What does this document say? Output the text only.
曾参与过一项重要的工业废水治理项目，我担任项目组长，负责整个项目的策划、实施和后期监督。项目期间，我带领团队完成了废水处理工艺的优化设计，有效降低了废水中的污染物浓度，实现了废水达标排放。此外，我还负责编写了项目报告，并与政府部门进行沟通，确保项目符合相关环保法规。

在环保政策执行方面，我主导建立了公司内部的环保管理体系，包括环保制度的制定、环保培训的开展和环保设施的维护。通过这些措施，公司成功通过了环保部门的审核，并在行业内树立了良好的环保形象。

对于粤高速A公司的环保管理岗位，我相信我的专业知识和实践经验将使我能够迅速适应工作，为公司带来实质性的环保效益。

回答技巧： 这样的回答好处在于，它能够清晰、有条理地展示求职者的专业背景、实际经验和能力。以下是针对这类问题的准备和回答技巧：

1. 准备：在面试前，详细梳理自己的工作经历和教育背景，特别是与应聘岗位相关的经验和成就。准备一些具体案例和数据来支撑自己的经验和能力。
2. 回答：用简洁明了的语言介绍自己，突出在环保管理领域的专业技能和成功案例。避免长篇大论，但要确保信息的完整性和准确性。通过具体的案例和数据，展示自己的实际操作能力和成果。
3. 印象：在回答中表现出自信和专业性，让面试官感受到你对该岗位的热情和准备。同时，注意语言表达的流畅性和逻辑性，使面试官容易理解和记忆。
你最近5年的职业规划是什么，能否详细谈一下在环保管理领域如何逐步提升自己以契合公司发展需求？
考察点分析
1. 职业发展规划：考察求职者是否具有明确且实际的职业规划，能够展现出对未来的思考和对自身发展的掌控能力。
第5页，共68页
....
(TASK DETAILS): Your task is to quote the listing above word for word.

(EXERCISE OUTPUT):
What does this document say? Output the text only.
曾参与过一项重要的工业废水治理项目，我担任项目组长，负责整个项目的策划、实施和后期监督。项目期间，我带领团队完成了废水处理工艺的优化设计，有效降低了废水中的污染物浓度，实现了废水达标排放。此外，我还负责编写了项目报告，并与政府部门进行沟通，确保项目符合相关环保法规。

在环保政策执行方面，我主导建立了公司内部的环保管理体系，包括环保制度的制定、环保培训的开展和环保设施的维护。通过这些措施，公司成功通过了环保部门的审核，并在行业内树立了良好的环保形象。

对于粤高速A公司的环保管理岗位，我相信我的专业知识和实践经验将使我能够迅速适应工作，为公司带来实质性的环保效益。

回答技巧： 这样的回答好处在于，它能够清晰、有条理地展示求职者的专业背景、实际经验和能力。以下是针对这类问题的准备和回答技巧：

1. 准备：在面试前，详细梳理自己的工作经历和教育背景，特别是与应聘岗位相关的经验和成就。准备一些具体案例和数据来支撑自己的经验和能力。
2. 回答：用简洁明了的语言介绍自己，突出在环保管理领域的专业技能和成功案例。避免长篇大论，但要确保信息的完整性和准确性。通过具体的案例和数据，展示自己的实际操作能力和成果。
3. 印象：在回答中表现出自信和专业性，让面试官感受到你对该岗位的热情和准备。同时，注意语言表达的流畅性和逻辑性，使面试官容易理解和记忆。
你最近5年的职业规划是什么，能否详细谈一下在环保管理领域如何逐步提升自己以契合公司发展需求？
考察点分析
1. 职业发展规划：考察求职者是否具有明确且实际的职业规划，能够展现出对未来的思考和对自身发展的掌控能力。
第5页，共68页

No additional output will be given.